>> start RECORDS TO PROCESS

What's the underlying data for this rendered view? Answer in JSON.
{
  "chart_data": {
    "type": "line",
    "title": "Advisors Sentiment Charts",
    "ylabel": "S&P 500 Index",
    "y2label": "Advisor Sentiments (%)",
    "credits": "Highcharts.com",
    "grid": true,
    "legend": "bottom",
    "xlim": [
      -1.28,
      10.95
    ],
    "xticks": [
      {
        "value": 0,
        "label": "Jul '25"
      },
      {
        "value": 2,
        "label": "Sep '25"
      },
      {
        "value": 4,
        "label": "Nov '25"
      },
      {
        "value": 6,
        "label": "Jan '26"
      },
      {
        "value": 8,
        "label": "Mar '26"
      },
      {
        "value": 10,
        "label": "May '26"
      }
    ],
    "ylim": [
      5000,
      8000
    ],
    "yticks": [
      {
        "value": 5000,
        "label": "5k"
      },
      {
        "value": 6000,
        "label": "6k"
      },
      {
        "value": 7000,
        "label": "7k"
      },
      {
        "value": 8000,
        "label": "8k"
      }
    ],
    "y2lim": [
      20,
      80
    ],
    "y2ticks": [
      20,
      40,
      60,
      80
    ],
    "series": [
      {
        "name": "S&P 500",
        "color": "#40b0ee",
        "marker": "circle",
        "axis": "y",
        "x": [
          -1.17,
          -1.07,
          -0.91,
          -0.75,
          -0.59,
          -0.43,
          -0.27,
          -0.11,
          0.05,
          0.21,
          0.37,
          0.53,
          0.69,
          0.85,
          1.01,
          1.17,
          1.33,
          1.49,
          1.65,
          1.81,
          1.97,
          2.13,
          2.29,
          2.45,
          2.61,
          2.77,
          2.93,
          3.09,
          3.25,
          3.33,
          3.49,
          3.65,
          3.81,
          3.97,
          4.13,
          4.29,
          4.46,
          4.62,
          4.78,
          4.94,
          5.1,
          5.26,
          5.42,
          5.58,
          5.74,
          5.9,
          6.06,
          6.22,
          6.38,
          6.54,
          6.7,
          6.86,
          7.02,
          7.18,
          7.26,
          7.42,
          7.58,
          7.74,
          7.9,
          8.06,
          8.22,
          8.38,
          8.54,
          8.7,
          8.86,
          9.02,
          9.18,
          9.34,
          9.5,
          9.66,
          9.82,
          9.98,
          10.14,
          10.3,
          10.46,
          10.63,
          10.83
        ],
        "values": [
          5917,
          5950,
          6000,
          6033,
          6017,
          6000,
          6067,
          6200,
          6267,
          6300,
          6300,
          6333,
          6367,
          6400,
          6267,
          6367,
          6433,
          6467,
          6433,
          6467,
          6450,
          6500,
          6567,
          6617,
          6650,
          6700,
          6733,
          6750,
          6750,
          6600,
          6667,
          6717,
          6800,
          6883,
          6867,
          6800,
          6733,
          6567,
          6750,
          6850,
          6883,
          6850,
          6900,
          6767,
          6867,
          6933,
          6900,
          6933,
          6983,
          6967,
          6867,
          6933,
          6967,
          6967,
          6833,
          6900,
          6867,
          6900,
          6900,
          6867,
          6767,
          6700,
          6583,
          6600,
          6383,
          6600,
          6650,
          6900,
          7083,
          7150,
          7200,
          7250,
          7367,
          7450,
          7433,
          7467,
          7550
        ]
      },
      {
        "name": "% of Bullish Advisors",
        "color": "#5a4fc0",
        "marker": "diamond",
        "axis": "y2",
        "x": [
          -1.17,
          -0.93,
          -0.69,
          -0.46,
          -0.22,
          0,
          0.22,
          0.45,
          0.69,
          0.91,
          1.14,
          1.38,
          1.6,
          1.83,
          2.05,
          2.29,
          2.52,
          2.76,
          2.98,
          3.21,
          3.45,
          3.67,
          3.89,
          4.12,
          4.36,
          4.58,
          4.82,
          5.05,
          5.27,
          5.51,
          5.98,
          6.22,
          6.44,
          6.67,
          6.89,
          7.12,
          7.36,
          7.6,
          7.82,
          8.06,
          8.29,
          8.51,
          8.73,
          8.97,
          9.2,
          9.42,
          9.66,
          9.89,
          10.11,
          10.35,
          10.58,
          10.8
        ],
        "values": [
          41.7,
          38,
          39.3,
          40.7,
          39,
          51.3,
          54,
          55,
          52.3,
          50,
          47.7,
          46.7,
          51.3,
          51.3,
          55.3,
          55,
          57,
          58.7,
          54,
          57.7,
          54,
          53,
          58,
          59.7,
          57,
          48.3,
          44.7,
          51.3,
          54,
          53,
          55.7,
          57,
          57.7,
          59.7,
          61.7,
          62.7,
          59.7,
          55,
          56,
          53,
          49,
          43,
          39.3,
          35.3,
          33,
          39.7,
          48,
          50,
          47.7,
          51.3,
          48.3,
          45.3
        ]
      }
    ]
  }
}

>> end RECORDS TO PROCESS

Write down every line of the data exactly as it appears above.

§ **SOLUTION FOR THIS TASK**
What's the underlying data for this rendered view? Answer in JSON.
{
  "chart_data": {
    "type": "line",
    "title": "Advisors Sentiment Charts",
    "ylabel": "S&P 500 Index",
    "y2label": "Advisor Sentiments (%)",
    "credits": "Highcharts.com",
    "grid": true,
    "legend": "bottom",
    "xlim": [
      -1.28,
      10.95
    ],
    "xticks": [
      {
        "value": 0,
        "label": "Jul '25"
      },
      {
        "value": 2,
        "label": "Sep '25"
      },
      {
        "value": 4,
        "label": "Nov '25"
      },
      {
        "value": 6,
        "label": "Jan '26"
      },
      {
        "value": 8,
        "label": "Mar '26"
      },
      {
        "value": 10,
        "label": "May '26"
      }
    ],
    "ylim": [
      5000,
      8000
    ],
    "yticks": [
      {
        "value": 5000,
        "label": "5k"
      },
      {
        "value": 6000,
        "label": "6k"
      },
      {
        "value": 7000,
        "label": "7k"
      },
      {
        "value": 8000,
        "label": "8k"
      }
    ],
    "y2lim": [
      20,
      80
    ],
    "y2ticks": [
      20,
      40,
      60,
      80
    ],
    "series": [
      {
        "name": "S&P 500",
        "color": "#40b0ee",
        "marker": "circle",
        "axis": "y",
        "x": [
          -1.17,
          -1.07,
          -0.91,
          -0.75,
          -0.59,
          -0.43,
          -0.27,
          -0.11,
          0.05,
          0.21,
          0.37,
          0.53,
          0.69,
          0.85,
          1.01,
          1.17,
          1.33,
          1.49,
          1.65,
          1.81,
          1.97,
          2.13,
          2.29,
          2.45,
          2.61,
          2.77,
          2.93,
          3.09,
          3.25,
          3.33,
          3.49,
          3.65,
          3.81,
          3.97,
          4.13,
          4.29,
          4.46,
          4.62,
          4.78,
          4.94,
          5.1,
          5.26,
          5.42,
          5.58,
          5.74,
          5.9,
          6.06,
          6.22,
          6.38,
          6.54,
          6.7,
          6.86,
          7.02,
          7.18,
          7.26,
          7.42,
          7.58,
          7.74,
          7.9,
          8.06,
          8.22,
          8.38,
          8.54,
          8.7,
          8.86,
          9.02,
          9.18,
          9.34,
          9.5,
          9.66,
          9.82,
          9.98,
          10.14,
          10.3,
          10.46,
          10.63,
          10.83
        ],
        "values": [
          5917,
          5950,
          6000,
          6033,
          6017,
          6000,
          6067,
          6200,
          6267,
          6300,
          6300,
          6333,
          6367,
          6400,
          6267,
          6367,
          6433,
          6467,
          6433,
          6467,
          6450,
          6500,
          6567,
          6617,
          6650,
          6700,
          6733,
          6750,
          6750,
          6600,
          6667,
          6717,
          6800,
          6883,
          6867,
          6800,
          6733,
          6567,
          6750,
          6850,
          6883,
          6850,
          6900,
          6767,
          6867,
          6933,
          6900,
          6933,
          6983,
          6967,
          6867,
          6933,
          6967,
          6967,
          6833,
          6900,
          6867,
          6900,
          6900,
          6867,
          6767,
          6700,
          6583,
          6600,
          6383,
          6600,
          6650,
          6900,
          7083,
          7150,
          7200,
          7250,
          7367,
          7450,
          7433,
          7467,
          7550
        ]
      },
      {
        "name": "% of Bullish Advisors",
        "color": "#5a4fc0",
        "marker": "diamond",
        "axis": "y2",
        "x": [
          -1.17,
          -0.93,
          -0.69,
          -0.46,
          -0.22,
          0,
          0.22,
          0.45,
          0.69,
          0.91,
          1.14,
          1.38,
          1.6,
          1.83,
          2.05,
          2.29,
          2.52,
          2.76,
          2.98,
          3.21,
          3.45,
          3.67,
          3.89,
          4.12,
          4.36,
          4.58,
          4.82,
          5.05,
          5.27,
          5.51,
          5.98,
          6.22,
          6.44,
          6.67,
          6.89,
          7.12,
          7.36,
          7.6,
          7.82,
          8.06,
          8.29,
          8.51,
          8.73,
          8.97,
          9.2,
          9.42,
          9.66,
          9.89,
          10.11,
          10.35,
          10.58,
          10.8
        ],
        "values": [
          41.7,
          38,
          39.3,
          40.7,
          39,
          51.3,
          54,
          55,
          52.3,
          50,
          47.7,
          46.7,
          51.3,
          51.3,
          55.3,
          55,
          57,
          58.7,
          54,
          57.7,
          54,
          53,
          58,
          59.7,
          57,
          48.3,
          44.7,
          51.3,
          54,
          53,
          55.7,
          57,
          57.7,
          59.7,
          61.7,
          62.7,
          59.7,
          55,
          56,
          53,
          49,
          43,
          39.3,
          35.3,
          33,
          39.7,
          48,
          50,
          47.7,
          51.3,
          48.3,
          45.3
        ]
      }
    ]
  }
}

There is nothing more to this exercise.